§ Requirement
All of the records listed below should be retyped exactly.
◇ ◇ ◇
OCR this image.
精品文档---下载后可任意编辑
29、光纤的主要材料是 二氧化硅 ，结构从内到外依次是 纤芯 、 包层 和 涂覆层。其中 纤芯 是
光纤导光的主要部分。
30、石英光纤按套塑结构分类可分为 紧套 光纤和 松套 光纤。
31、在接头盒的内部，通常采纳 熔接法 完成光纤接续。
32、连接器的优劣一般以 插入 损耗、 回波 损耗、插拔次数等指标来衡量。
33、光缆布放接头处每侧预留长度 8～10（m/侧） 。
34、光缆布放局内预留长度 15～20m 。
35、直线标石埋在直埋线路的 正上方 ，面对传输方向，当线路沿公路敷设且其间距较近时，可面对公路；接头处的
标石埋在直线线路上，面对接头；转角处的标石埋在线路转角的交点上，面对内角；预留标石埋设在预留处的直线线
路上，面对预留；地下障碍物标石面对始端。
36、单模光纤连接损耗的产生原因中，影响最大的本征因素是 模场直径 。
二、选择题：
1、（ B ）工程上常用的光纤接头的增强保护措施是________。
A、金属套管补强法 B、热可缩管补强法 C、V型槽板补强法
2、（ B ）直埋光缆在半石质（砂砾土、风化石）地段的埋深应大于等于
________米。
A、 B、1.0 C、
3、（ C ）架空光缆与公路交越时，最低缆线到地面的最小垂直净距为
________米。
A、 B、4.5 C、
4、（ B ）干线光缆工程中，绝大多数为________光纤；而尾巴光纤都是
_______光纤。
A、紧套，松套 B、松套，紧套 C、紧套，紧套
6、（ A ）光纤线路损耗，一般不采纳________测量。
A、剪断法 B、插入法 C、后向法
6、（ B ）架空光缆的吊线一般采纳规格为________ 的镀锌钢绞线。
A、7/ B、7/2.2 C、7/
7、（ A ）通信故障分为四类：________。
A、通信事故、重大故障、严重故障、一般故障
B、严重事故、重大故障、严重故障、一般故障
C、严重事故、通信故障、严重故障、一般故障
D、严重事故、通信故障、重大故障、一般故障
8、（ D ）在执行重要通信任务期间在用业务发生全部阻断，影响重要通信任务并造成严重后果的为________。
◇ ◇ ◇
§ In response
OCR this image.
精品文档---下载后可任意编辑
29、光纤的主要材料是 二氧化硅 ，结构从内到外依次是 纤芯 、 包层 和 涂覆层。其中 纤芯 是
光纤导光的主要部分。
30、石英光纤按套塑结构分类可分为 紧套 光纤和 松套 光纤。
31、在接头盒的内部，通常采纳 熔接法 完成光纤接续。
32、连接器的优劣一般以 插入 损耗、 回波 损耗、插拔次数等指标来衡量。
33、光缆布放接头处每侧预留长度 8～10（m/侧） 。
34、光缆布放局内预留长度 15～20m 。
35、直线标石埋在直埋线路的 正上方 ，面对传输方向，当线路沿公路敷设且其间距较近时，可面对公路；接头处的
标石埋在直线线路上，面对接头；转角处的标石埋在线路转角的交点上，面对内角；预留标石埋设在预留处的直线线
路上，面对预留；地下障碍物标石面对始端。
36、单模光纤连接损耗的产生原因中，影响最大的本征因素是 模场直径 。
二、选择题：
1、（ B ）工程上常用的光纤接头的增强保护措施是________。
A、金属套管补强法 B、热可缩管补强法 C、V型槽板补强法
2、（ B ）直埋光缆在半石质（砂砾土、风化石）地段的埋深应大于等于
________米。
A、 B、1.0 C、
3、（ C ）架空光缆与公路交越时，最低缆线到地面的最小垂直净距为
________米。
A、 B、4.5 C、
4、（ B ）干线光缆工程中，绝大多数为________光纤；而尾巴光纤都是
_______光纤。
A、紧套，松套 B、松套，紧套 C、紧套，紧套
6、（ A ）光纤线路损耗，一般不采纳________测量。
A、剪断法 B、插入法 C、后向法
6、（ B ）架空光缆的吊线一般采纳规格为________ 的镀锌钢绞线。
A、7/ B、7/2.2 C、7/
7、（ A ）通信故障分为四类：________。
A、通信事故、重大故障、严重故障、一般故障
B、严重事故、重大故障、严重故障、一般故障
C、严重事故、通信故障、严重故障、一般故障
D、严重事故、通信故障、重大故障、一般故障
8、（ D ）在执行重要通信任务期间在用业务发生全部阻断，影响重要通信任务并造成严重后果的为________。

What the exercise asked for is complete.